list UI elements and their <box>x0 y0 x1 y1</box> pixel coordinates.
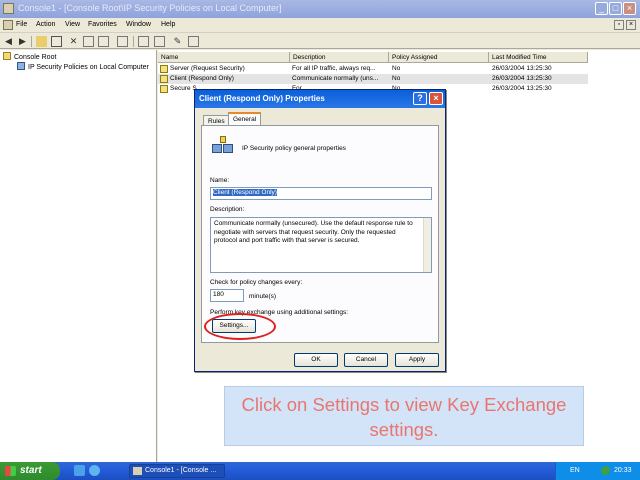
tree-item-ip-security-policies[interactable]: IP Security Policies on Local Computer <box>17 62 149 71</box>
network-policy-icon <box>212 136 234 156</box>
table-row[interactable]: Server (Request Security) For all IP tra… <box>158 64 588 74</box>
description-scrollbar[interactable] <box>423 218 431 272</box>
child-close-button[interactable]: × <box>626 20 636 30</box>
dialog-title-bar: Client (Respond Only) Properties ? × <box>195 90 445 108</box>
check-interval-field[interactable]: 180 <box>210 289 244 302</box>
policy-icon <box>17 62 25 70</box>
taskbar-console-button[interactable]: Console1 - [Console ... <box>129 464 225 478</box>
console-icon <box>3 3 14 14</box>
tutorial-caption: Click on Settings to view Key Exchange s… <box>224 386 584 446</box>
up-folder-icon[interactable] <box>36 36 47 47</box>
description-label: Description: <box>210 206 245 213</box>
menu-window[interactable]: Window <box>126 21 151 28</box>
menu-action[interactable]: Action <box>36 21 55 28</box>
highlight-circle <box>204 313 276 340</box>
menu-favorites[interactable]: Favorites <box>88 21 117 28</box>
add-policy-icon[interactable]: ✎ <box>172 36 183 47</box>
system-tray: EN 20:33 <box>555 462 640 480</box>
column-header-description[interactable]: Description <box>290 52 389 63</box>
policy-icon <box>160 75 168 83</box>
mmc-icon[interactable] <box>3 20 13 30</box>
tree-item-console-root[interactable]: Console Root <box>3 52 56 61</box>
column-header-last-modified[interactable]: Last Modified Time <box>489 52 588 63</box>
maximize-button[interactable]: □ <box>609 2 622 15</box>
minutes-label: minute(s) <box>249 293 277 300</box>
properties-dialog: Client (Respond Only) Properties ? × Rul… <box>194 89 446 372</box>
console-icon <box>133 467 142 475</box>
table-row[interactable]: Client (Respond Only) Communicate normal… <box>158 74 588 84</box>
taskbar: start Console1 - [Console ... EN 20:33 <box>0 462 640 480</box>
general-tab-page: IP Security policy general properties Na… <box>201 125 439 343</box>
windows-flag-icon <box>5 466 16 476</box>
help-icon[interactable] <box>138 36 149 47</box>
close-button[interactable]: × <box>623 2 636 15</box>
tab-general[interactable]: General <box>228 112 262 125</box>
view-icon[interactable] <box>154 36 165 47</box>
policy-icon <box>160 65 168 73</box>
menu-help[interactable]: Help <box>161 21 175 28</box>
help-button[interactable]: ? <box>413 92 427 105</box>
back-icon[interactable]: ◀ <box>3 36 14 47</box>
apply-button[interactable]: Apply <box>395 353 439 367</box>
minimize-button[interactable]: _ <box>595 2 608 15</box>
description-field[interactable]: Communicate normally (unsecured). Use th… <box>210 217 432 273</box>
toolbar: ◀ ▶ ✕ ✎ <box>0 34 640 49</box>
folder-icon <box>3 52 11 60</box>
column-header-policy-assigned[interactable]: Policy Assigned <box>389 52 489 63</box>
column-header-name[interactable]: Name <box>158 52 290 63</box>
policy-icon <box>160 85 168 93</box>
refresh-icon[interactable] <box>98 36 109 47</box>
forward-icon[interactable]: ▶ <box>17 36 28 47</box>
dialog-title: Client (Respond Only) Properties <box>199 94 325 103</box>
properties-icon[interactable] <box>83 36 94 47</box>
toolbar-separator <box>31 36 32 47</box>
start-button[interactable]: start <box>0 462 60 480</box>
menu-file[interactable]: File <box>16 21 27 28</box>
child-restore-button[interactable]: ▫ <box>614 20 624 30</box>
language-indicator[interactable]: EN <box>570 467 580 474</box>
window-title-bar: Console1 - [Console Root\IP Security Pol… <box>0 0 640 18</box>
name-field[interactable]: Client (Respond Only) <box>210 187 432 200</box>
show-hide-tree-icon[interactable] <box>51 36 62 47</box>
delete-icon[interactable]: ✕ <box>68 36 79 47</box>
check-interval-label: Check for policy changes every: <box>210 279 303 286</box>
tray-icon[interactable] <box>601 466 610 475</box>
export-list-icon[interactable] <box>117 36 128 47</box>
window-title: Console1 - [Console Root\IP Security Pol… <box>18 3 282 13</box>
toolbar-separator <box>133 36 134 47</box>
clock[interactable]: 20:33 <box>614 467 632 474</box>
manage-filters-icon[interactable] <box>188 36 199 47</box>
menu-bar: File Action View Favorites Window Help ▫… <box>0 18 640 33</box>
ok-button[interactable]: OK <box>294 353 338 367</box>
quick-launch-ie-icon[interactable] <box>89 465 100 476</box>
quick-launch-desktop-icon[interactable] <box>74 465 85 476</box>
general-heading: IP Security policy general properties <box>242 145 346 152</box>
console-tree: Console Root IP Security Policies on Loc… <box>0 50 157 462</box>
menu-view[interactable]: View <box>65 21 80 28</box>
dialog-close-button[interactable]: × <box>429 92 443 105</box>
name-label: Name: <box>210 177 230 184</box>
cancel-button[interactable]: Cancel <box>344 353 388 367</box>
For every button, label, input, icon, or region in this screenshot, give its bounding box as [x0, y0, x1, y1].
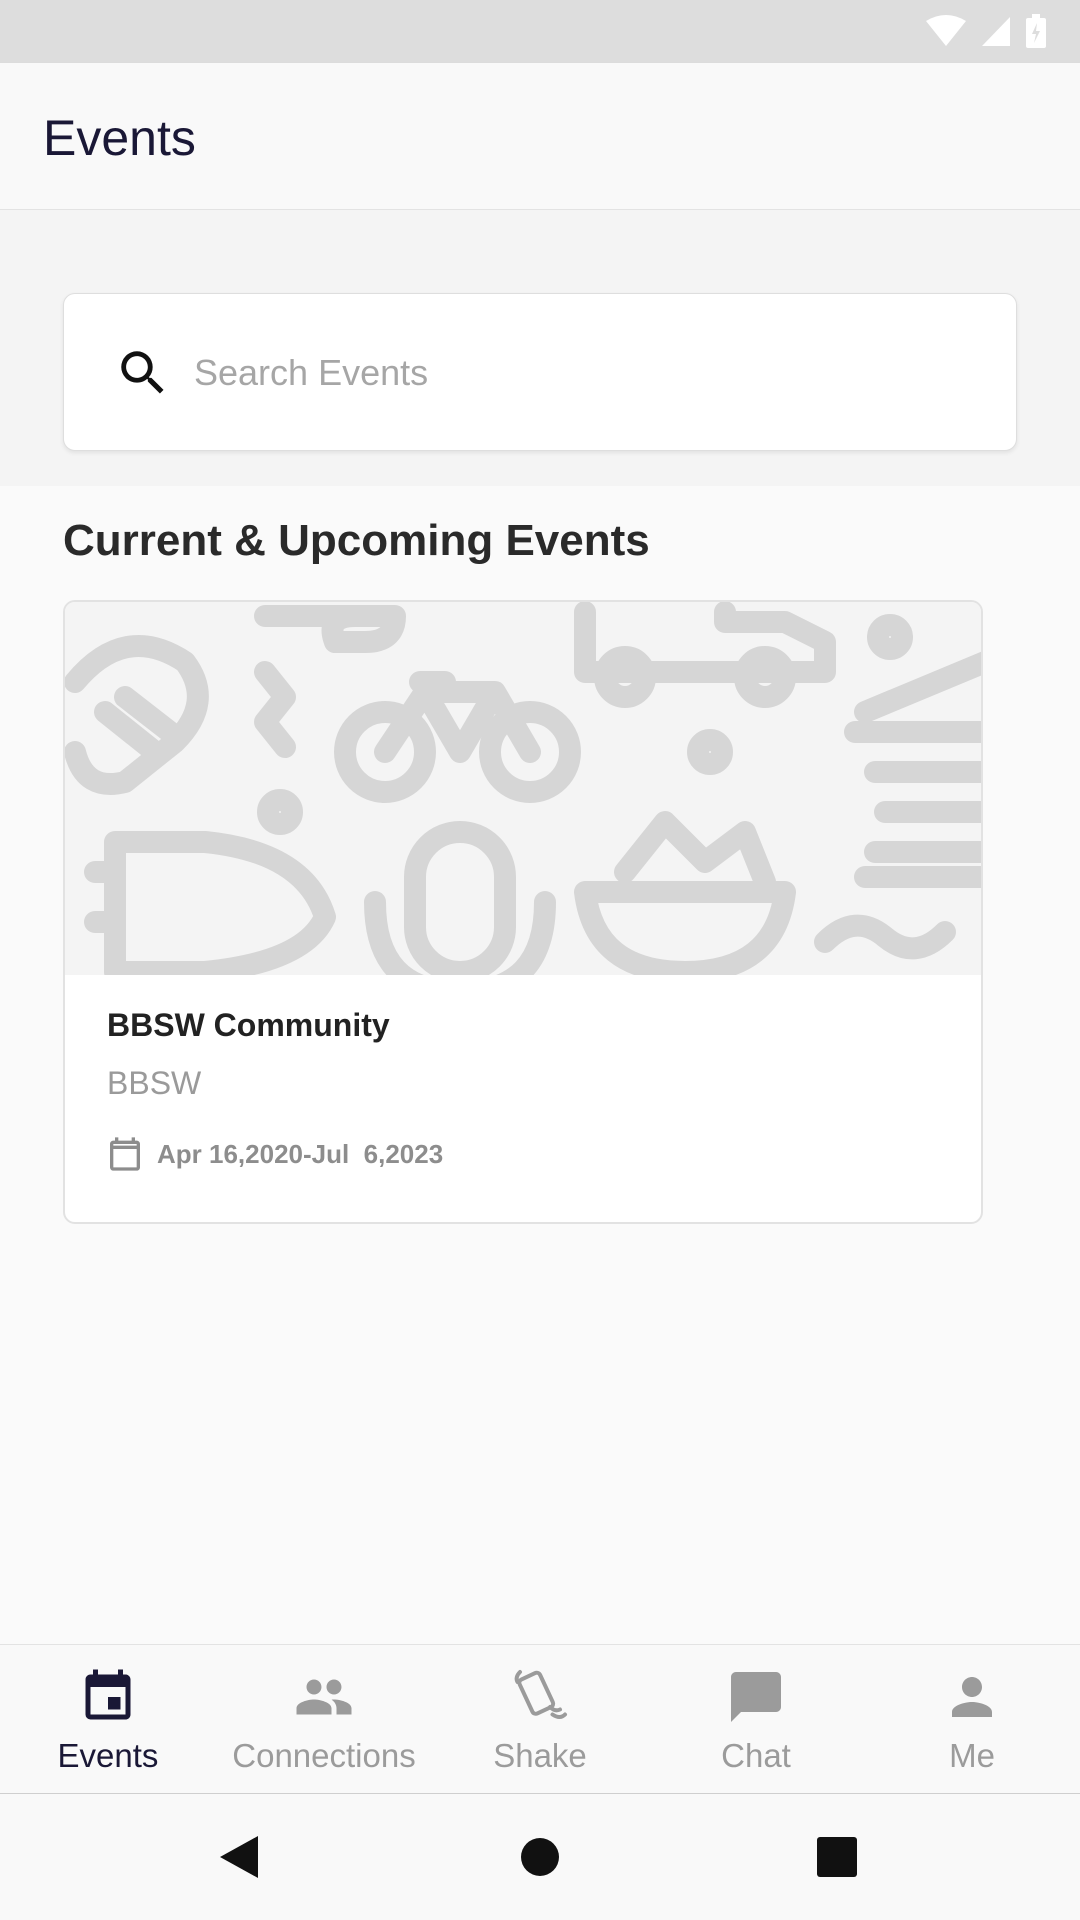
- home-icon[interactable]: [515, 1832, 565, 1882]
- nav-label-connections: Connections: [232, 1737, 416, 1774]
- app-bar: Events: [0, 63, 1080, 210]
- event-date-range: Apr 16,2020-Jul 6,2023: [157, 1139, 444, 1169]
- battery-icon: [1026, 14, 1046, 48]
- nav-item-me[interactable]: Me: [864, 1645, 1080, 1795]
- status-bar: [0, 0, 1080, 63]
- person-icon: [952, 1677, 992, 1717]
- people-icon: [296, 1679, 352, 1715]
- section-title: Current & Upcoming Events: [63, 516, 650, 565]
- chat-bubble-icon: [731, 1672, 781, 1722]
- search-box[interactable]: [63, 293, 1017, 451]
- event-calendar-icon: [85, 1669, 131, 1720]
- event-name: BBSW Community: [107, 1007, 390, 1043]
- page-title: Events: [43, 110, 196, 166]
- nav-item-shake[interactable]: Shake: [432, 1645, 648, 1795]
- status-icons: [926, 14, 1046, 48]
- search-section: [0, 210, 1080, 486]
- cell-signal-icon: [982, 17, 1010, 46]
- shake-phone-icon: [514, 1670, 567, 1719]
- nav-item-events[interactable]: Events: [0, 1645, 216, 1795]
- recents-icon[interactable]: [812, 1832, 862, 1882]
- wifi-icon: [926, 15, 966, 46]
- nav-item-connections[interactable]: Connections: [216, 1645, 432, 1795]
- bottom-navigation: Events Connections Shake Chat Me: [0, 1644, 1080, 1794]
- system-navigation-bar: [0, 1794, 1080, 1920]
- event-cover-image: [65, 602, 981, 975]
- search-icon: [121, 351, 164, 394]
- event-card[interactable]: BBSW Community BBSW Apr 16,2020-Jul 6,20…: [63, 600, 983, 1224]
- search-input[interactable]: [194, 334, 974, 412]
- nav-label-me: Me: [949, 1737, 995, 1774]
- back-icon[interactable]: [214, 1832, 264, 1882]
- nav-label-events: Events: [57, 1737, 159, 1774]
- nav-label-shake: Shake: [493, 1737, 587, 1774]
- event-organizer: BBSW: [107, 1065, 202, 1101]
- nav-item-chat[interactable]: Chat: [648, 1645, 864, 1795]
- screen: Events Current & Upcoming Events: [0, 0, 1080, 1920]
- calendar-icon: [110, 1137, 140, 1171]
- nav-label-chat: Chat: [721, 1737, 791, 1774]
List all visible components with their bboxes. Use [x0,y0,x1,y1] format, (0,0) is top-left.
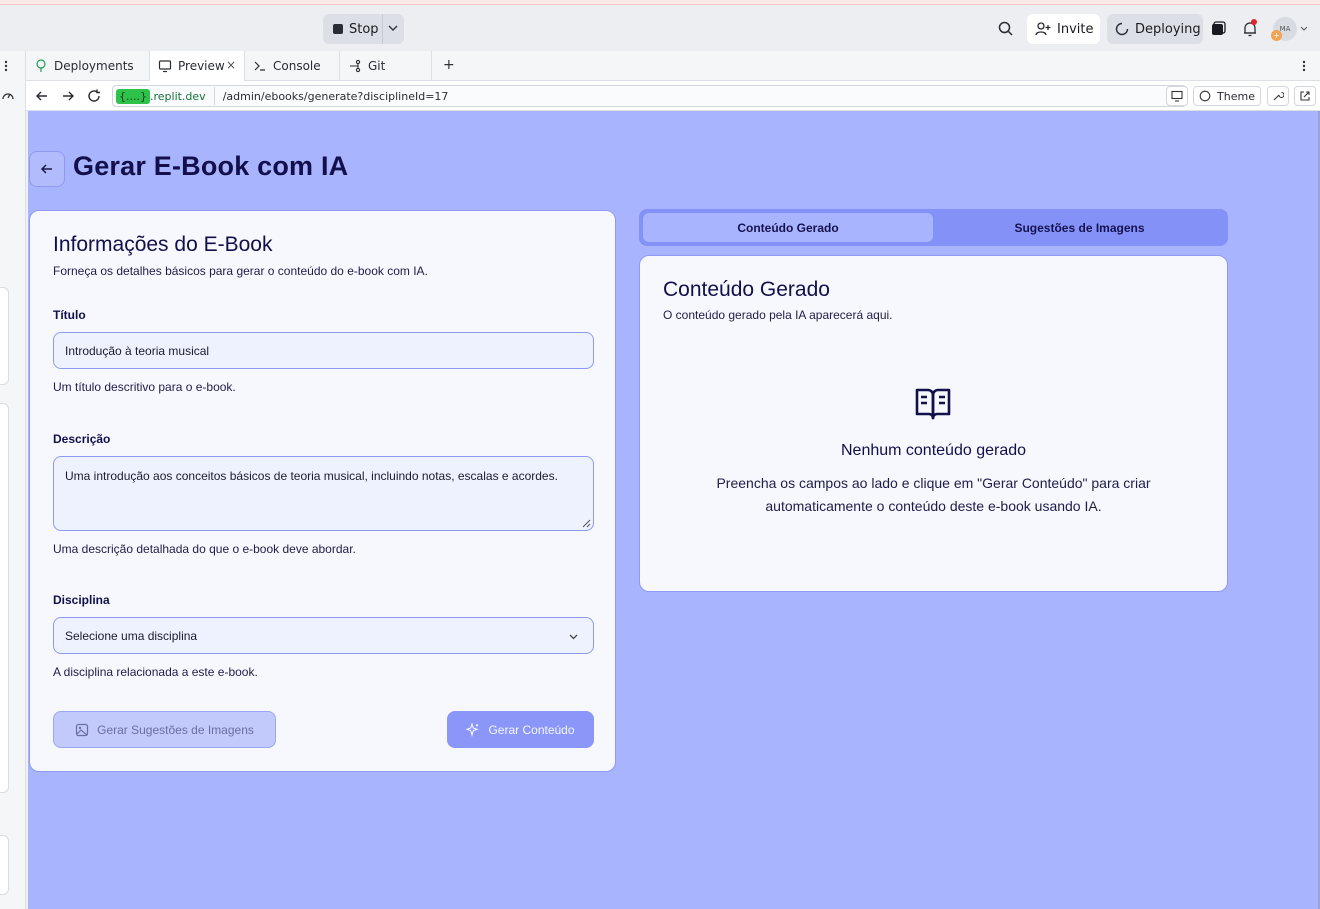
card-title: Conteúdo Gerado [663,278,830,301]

+ + +

# [Problem to work on]
Reproduce all of the records above verbatim, line for line, omitting the pictures.

# [Finished exercise]
list UI elements and their <box>x0 y0 x1 y1</box> pixel coordinates.
tree-item-ip-security-policies[interactable]: IP Security Policies on Local Computer <box>17 62 149 71</box>
network-policy-icon <box>212 136 234 156</box>
table-row[interactable]: Server (Request Security) For all IP tra… <box>158 64 588 74</box>
description-scrollbar[interactable] <box>423 218 431 272</box>
child-close-button[interactable]: × <box>626 20 636 30</box>
dialog-title-bar: Client (Respond Only) Properties ? × <box>195 90 445 108</box>
check-interval-field[interactable]: 180 <box>210 289 244 302</box>
policy-icon <box>17 62 25 70</box>
taskbar-console-button[interactable]: Console1 - [Console ... <box>129 464 225 478</box>
console-icon <box>3 3 14 14</box>
tutorial-caption: Click on Settings to view Key Exchange s… <box>224 386 584 446</box>
up-folder-icon[interactable] <box>36 36 47 47</box>
description-label: Description: <box>210 206 245 213</box>
menu-window[interactable]: Window <box>126 21 151 28</box>
menu-action[interactable]: Action <box>36 21 55 28</box>
highlight-circle <box>204 313 276 340</box>
menu-favorites[interactable]: Favorites <box>88 21 117 28</box>
add-policy-icon[interactable]: ✎ <box>172 36 183 47</box>
system-tray: EN 20:33 <box>555 462 640 480</box>
column-header-description[interactable]: Description <box>290 52 389 63</box>
policy-icon <box>160 75 168 83</box>
mmc-icon[interactable] <box>3 20 13 30</box>
tree-item-console-root[interactable]: Console Root <box>3 52 56 61</box>
column-header-last-modified[interactable]: Last Modified Time <box>489 52 588 63</box>
maximize-button[interactable]: □ <box>609 2 622 15</box>
minutes-label: minute(s) <box>249 293 277 300</box>
properties-dialog: Client (Respond Only) Properties ? × Rul… <box>194 89 446 372</box>
console-icon <box>133 467 142 475</box>
table-row[interactable]: Client (Respond Only) Communicate normal… <box>158 74 588 84</box>
taskbar: start Console1 - [Console ... EN 20:33 <box>0 462 640 480</box>
general-tab-page: IP Security policy general properties Na… <box>201 125 439 343</box>
windows-flag-icon <box>5 466 16 476</box>
help-icon[interactable] <box>138 36 149 47</box>
close-button[interactable]: × <box>623 2 636 15</box>
tab-general[interactable]: General <box>228 112 262 125</box>
view-icon[interactable] <box>154 36 165 47</box>
policy-icon <box>160 65 168 73</box>
menu-help[interactable]: Help <box>161 21 175 28</box>
help-button[interactable]: ? <box>413 92 427 105</box>
back-icon[interactable]: ◀ <box>3 36 14 47</box>
apply-button[interactable]: Apply <box>395 353 439 367</box>
minimize-button[interactable]: _ <box>595 2 608 15</box>
description-field[interactable]: Communicate normally (unsecured). Use th… <box>210 217 432 273</box>
toolbar: ◀ ▶ ✕ ✎ <box>0 34 640 49</box>
folder-icon <box>3 52 11 60</box>
column-header-policy-assigned[interactable]: Policy Assigned <box>389 52 489 63</box>
column-header-name[interactable]: Name <box>158 52 290 63</box>
policy-icon <box>160 85 168 93</box>
refresh-icon[interactable] <box>98 36 109 47</box>
forward-icon[interactable]: ▶ <box>17 36 28 47</box>
dialog-title: Client (Respond Only) Properties <box>199 94 325 103</box>
properties-icon[interactable] <box>83 36 94 47</box>
toolbar-separator <box>31 36 32 47</box>
start-button[interactable]: start <box>0 462 60 480</box>
menu-file[interactable]: File <box>16 21 27 28</box>
child-restore-button[interactable]: ▫ <box>614 20 624 30</box>
language-indicator[interactable]: EN <box>570 467 580 474</box>
window-title-bar: Console1 - [Console Root\IP Security Pol… <box>0 0 640 18</box>
name-field[interactable]: Client (Respond Only) <box>210 187 432 200</box>
show-hide-tree-icon[interactable] <box>51 36 62 47</box>
delete-icon[interactable]: ✕ <box>68 36 79 47</box>
check-interval-label: Check for policy changes every: <box>210 279 303 286</box>
tray-icon[interactable] <box>601 466 610 475</box>
export-list-icon[interactable] <box>117 36 128 47</box>
window-title: Console1 - [Console Root\IP Security Pol… <box>18 3 282 13</box>
toolbar-separator <box>133 36 134 47</box>
clock[interactable]: 20:33 <box>614 467 632 474</box>
manage-filters-icon[interactable] <box>188 36 199 47</box>
menu-bar: File Action View Favorites Window Help ▫… <box>0 18 640 33</box>
ok-button[interactable]: OK <box>294 353 338 367</box>
quick-launch-ie-icon[interactable] <box>89 465 100 476</box>
quick-launch-desktop-icon[interactable] <box>74 465 85 476</box>
general-heading: IP Security policy general properties <box>242 145 346 152</box>
console-tree: Console Root IP Security Policies on Loc… <box>0 50 157 462</box>
menu-view[interactable]: View <box>65 21 80 28</box>
dialog-close-button[interactable]: × <box>429 92 443 105</box>
name-label: Name: <box>210 177 230 184</box>
cancel-button[interactable]: Cancel <box>344 353 388 367</box>
For every button, label, input, icon, or region in this screenshot, give its bounding box as [x0, y0, x1, y1].
- home-icon[interactable]: [515, 1832, 565, 1882]
- nav-label-connections: Connections: [232, 1737, 416, 1774]
- app-bar: Events: [0, 63, 1080, 210]
- event-date-range: Apr 16,2020-Jul 6,2023: [157, 1139, 444, 1169]
- battery-icon: [1026, 14, 1046, 48]
- nav-item-me[interactable]: Me: [864, 1645, 1080, 1795]
- status-bar: [0, 0, 1080, 63]
- person-icon: [952, 1677, 992, 1717]
- people-icon: [296, 1679, 352, 1715]
- section-title: Current & Upcoming Events: [63, 516, 650, 565]
- chat-bubble-icon: [731, 1672, 781, 1722]
- search-box[interactable]: [63, 293, 1017, 451]
- event-calendar-icon: [85, 1669, 131, 1720]
- event-name: BBSW Community: [107, 1007, 390, 1043]
- page-title: Events: [43, 110, 196, 166]
- nav-item-shake[interactable]: Shake: [432, 1645, 648, 1795]
- status-icons: [926, 14, 1046, 48]
- search-section: [0, 210, 1080, 486]
- cell-signal-icon: [982, 17, 1010, 46]
- shake-phone-icon: [514, 1670, 567, 1719]
- nav-item-events[interactable]: Events: [0, 1645, 216, 1795]
- recents-icon[interactable]: [812, 1832, 862, 1882]
- wifi-icon: [926, 15, 966, 46]
- nav-item-connections[interactable]: Connections: [216, 1645, 432, 1795]
- bottom-navigation: Events Connections Shake Chat Me: [0, 1644, 1080, 1794]
- system-navigation-bar: [0, 1794, 1080, 1920]
- event-cover-image: [65, 602, 981, 975]
- search-icon: [121, 351, 164, 394]
- event-card[interactable]: BBSW Community BBSW Apr 16,2020-Jul 6,20…: [63, 600, 983, 1224]
- search-input[interactable]: [194, 334, 974, 412]
- nav-label-me: Me: [949, 1737, 995, 1774]
- back-icon[interactable]: [214, 1832, 264, 1882]
- nav-label-events: Events: [57, 1737, 159, 1774]
- nav-label-shake: Shake: [493, 1737, 587, 1774]
- event-organizer: BBSW: [107, 1065, 202, 1101]
- nav-item-chat[interactable]: Chat: [648, 1645, 864, 1795]
- screen: Events Current & Upcoming Events: [0, 0, 1080, 1920]
- calendar-icon: [110, 1137, 140, 1171]
- nav-label-chat: Chat: [721, 1737, 791, 1774]
List all visible components with their bboxes. Use [x0,y0,x1,y1] format, (0,0) is top-left.
card-title: Conteúdo Gerado [663,278,830,301]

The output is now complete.